What is asked → Reproduce verbatim the portion of the passage on Shakespeare's last plays, shown below, starting with "Cymbeline has by" and going on through "or anticipated her.".

Excerpt to read →
Volume IV. Prose and Poetry: Sir Thomas North to Michael Drayton.

VIII. Shakespeare: Life and Plays

§ 17. Last group: Cymbeline, The Winter’s Tale and The Tempest

Last come the famous three: Cymbeline, The Winter’s Tale and The Tempest, where no idle fancy has seen “the calmed and calming mens adepta” of which one of all but the greatest of Shakespeare’s contemporaries, Fulke Greville, speaks in a great passage of prose. The first and second were seen by Simon Forman, an astrologer of the day, in 1610 and 1611; The Tempest was certainly performed in 1613, and may have been written one or two years earlier—a theory which makes it not a late play at all is absurd and rebutted by the whole internal evidence. But internal coincides with external in allotting the three to the latest period possible: the versification supporting the general tone, and the intense romantic influence corroborating both. In respect of construction, however, there is a remarkable difference between Cymbeline and The Winter’s Tale, on the one hand, and The Tempest, on the other.

Cymbeline has by some been reproached with being, and by others regretfully admitted to be, the loosest and most disorderly play in Shakespeare. Not only does he take his largest romantic licence of neglecting unity of time and place—to that the reader must long have been accustomed. Not only does he mix plots and interests with the most insouciant liberality, as if he were making a salad of them. But he leaves his materials, his personages, his incidents, at a perfect tangle of loose ends. Still, the interest is maintained, partly because of the actual attraction of many of his episodes; partly because of the exquisite poetry which is showered upon the play in every direction; but, most of all, because of the perfect charm of the character of the heroine. That Shakespeare has equalled Imogen is certainly true; but he has never surpassed her, and he has never repeated or anticipated her.

Spatial layout rows

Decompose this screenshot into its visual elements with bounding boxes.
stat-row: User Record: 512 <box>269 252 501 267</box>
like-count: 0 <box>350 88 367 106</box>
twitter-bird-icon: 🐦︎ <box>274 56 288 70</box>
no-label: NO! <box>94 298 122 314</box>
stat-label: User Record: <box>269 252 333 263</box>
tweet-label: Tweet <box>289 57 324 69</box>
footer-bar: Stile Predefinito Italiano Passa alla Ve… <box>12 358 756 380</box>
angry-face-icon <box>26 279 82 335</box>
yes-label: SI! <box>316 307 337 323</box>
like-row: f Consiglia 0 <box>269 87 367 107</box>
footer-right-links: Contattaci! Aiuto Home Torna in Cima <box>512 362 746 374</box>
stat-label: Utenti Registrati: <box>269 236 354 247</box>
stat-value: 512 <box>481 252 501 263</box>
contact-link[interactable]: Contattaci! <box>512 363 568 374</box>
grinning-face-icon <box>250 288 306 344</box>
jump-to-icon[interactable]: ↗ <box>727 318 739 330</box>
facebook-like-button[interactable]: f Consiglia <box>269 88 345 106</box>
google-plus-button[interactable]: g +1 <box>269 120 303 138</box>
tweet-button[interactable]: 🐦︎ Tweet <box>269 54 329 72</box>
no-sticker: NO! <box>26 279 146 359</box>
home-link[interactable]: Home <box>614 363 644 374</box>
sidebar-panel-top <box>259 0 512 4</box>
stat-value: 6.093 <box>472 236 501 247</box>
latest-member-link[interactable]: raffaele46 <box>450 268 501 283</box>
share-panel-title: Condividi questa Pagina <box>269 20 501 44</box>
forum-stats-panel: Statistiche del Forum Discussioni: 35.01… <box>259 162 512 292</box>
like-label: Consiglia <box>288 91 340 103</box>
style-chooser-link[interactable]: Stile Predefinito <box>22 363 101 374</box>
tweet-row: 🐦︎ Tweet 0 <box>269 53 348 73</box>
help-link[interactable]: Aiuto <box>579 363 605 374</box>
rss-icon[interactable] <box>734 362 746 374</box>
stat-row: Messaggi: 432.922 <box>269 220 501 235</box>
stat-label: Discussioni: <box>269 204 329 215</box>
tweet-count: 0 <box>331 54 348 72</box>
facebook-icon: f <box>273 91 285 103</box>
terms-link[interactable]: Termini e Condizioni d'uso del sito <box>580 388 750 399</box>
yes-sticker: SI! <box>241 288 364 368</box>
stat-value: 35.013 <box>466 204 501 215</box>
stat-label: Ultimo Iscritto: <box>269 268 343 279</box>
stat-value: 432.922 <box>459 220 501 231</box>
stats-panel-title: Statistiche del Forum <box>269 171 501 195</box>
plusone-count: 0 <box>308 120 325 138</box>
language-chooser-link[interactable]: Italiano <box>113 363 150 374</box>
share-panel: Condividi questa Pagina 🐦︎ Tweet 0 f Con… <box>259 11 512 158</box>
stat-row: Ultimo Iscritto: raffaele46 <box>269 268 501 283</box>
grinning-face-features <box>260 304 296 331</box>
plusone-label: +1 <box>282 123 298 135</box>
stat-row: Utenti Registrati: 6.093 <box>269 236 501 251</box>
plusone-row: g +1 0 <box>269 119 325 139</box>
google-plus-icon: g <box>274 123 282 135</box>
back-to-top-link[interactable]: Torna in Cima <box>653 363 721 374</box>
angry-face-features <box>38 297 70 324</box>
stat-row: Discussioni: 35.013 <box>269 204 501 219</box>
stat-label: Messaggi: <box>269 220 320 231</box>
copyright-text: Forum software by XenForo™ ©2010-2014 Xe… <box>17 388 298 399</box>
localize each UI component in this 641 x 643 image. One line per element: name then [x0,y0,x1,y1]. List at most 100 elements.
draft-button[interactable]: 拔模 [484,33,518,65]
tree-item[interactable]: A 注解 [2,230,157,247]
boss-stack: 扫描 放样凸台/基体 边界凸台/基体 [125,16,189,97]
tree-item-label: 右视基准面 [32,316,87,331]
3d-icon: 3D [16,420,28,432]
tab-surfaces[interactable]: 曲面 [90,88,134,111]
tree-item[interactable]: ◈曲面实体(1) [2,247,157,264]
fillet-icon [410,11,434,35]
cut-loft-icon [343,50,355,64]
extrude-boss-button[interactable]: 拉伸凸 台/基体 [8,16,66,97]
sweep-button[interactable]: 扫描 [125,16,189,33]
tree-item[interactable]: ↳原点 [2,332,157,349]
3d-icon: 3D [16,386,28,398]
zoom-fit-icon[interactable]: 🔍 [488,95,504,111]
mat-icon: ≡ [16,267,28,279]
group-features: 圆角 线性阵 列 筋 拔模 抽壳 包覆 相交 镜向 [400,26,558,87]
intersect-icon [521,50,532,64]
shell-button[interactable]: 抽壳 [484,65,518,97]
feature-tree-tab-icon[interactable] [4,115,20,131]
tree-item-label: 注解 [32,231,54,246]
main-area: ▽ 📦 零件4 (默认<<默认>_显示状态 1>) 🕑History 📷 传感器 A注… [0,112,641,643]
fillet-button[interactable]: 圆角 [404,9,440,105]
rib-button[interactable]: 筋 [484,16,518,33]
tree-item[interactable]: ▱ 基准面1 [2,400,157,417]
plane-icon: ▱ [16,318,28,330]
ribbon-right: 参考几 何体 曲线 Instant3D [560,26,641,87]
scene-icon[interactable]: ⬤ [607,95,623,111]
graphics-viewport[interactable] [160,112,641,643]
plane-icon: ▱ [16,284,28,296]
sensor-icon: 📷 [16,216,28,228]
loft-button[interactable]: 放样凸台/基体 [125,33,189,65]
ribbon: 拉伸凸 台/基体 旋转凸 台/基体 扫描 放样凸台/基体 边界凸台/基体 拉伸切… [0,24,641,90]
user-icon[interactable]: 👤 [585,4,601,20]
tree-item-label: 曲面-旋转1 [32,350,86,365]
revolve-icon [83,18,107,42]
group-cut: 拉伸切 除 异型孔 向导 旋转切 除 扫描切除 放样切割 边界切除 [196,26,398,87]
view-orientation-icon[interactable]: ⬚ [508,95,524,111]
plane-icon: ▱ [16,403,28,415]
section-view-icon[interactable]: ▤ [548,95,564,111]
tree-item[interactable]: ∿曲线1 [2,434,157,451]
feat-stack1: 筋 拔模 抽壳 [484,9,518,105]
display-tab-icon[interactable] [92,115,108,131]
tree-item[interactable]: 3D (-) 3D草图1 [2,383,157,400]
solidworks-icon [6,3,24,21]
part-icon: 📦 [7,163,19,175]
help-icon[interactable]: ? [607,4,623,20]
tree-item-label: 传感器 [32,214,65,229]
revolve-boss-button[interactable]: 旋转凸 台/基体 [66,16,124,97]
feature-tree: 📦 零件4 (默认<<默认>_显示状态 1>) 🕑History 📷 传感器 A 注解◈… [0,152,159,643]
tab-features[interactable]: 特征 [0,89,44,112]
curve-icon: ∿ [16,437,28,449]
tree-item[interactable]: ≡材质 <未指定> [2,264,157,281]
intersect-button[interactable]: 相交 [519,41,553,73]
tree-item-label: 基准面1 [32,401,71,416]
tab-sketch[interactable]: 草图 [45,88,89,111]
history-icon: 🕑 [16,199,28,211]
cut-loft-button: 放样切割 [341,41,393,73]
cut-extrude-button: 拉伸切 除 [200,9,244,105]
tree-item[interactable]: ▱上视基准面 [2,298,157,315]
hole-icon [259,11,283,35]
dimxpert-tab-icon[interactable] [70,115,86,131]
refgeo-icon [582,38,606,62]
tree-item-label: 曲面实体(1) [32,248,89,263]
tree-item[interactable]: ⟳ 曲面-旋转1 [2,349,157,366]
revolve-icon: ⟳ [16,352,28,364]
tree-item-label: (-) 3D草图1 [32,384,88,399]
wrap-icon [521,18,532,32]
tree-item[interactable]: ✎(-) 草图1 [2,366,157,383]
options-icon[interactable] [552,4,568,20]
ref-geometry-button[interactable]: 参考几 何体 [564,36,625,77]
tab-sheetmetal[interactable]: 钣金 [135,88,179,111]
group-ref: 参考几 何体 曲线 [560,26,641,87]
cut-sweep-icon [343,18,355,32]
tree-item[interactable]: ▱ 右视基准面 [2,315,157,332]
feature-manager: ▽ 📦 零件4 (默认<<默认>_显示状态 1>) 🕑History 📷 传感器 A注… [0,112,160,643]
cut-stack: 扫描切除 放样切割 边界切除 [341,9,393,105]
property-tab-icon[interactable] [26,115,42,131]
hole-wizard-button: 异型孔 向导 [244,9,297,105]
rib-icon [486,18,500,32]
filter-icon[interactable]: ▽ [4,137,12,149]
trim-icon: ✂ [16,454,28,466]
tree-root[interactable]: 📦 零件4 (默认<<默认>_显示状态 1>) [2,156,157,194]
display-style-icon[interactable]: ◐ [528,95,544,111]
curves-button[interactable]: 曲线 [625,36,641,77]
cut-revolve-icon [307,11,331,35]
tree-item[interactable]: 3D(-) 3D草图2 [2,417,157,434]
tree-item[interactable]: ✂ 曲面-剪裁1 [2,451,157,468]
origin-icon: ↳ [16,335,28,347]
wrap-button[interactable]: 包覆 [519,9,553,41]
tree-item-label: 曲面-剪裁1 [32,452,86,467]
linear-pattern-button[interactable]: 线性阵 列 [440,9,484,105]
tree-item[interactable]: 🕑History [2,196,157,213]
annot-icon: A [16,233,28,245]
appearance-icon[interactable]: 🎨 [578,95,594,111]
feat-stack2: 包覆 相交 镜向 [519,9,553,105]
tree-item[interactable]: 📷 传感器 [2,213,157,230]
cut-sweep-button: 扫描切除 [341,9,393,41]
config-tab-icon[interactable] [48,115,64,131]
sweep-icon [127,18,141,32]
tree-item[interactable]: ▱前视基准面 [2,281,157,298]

Answer →
Cymbeline has by some been reproached with being, and by others regretfully admitted to be, the loosest and most disorderly play in Shakespeare. Not only does he take his largest romantic licence of neglecting unity of time and place—to that the reader must long have been accustomed. Not only does he mix plots and interests with the most insouciant liberality, as if he were making a salad of them. But he leaves his materials, his personages, his incidents, at a perfect tangle of loose ends. Still, the interest is maintained, partly because of the actual attraction of many of his episodes; partly because of the exquisite poetry which is showered upon the play in every direction; but, most of all, because of the perfect charm of the character of the heroine. That Shakespeare has equalled Imogen is certainly true; but he has never surpassed her, and he has never repeated or anticipated her.